Stored entries:

start

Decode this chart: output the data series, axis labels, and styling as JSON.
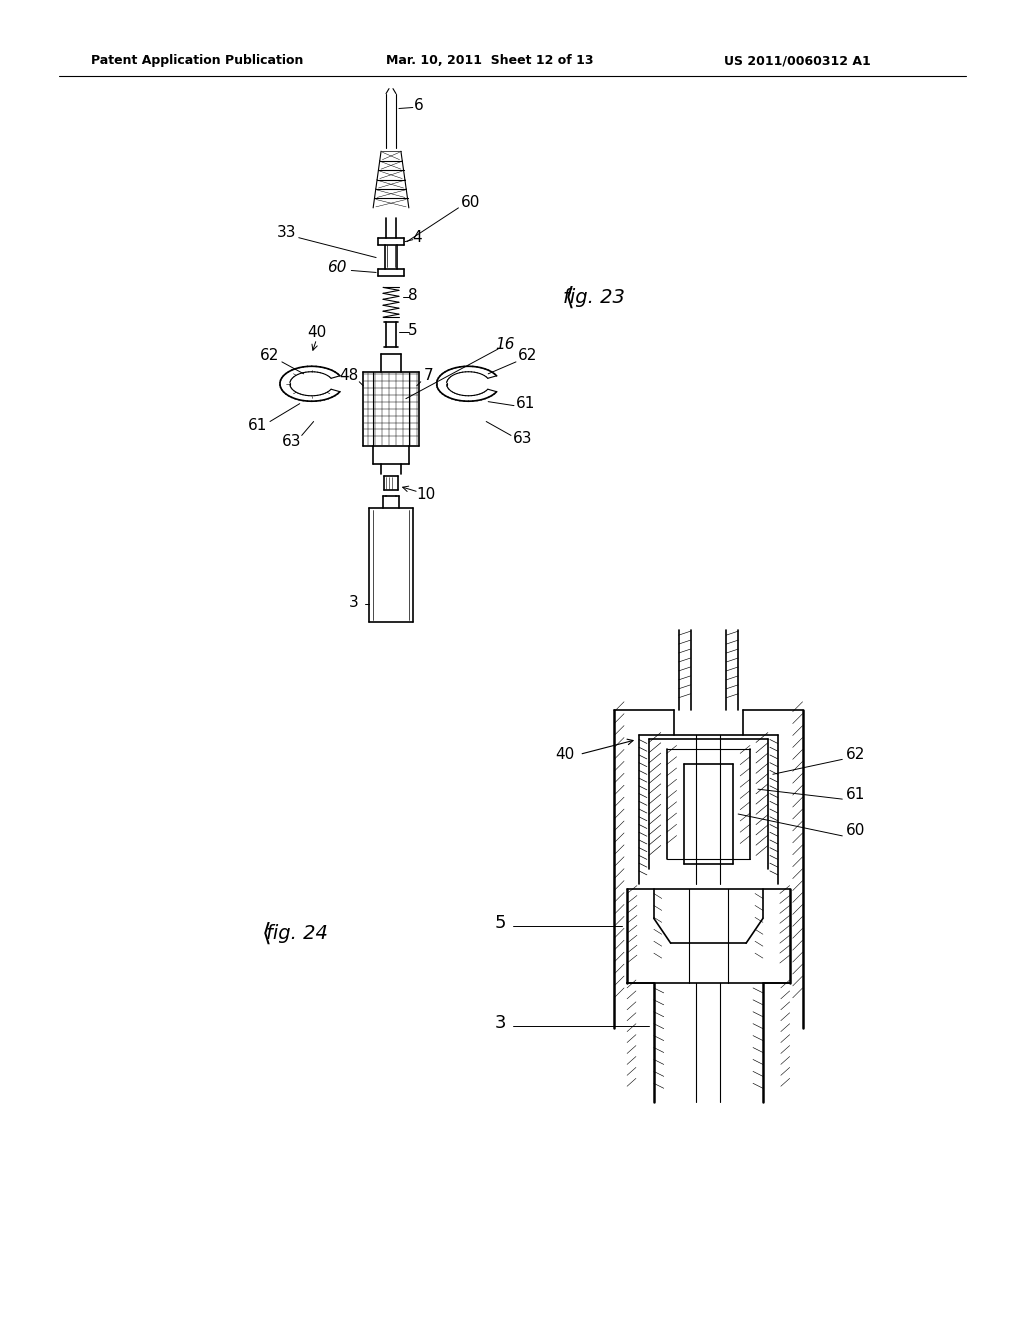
{
  "bg_color": "#ffffff",
  "text_color": "#000000",
  "line_color": "#000000",
  "header_left": "Patent Application Publication",
  "header_center": "Mar. 10, 2011  Sheet 12 of 13",
  "header_right": "US 2011/0060312 A1",
  "fig23_label": "fig. 23",
  "fig24_label": "fig. 24",
  "fig_width": 10.24,
  "fig_height": 13.2,
  "dpi": 100
}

end

Restate the entire listing word for word, excluding pictures.

Decode this chart: output the data series, axis labels, and styling as JSON.
{
  "bg_color": "#ffffff",
  "text_color": "#000000",
  "line_color": "#000000",
  "header_left": "Patent Application Publication",
  "header_center": "Mar. 10, 2011  Sheet 12 of 13",
  "header_right": "US 2011/0060312 A1",
  "fig23_label": "fig. 23",
  "fig24_label": "fig. 24",
  "fig_width": 10.24,
  "fig_height": 13.2,
  "dpi": 100
}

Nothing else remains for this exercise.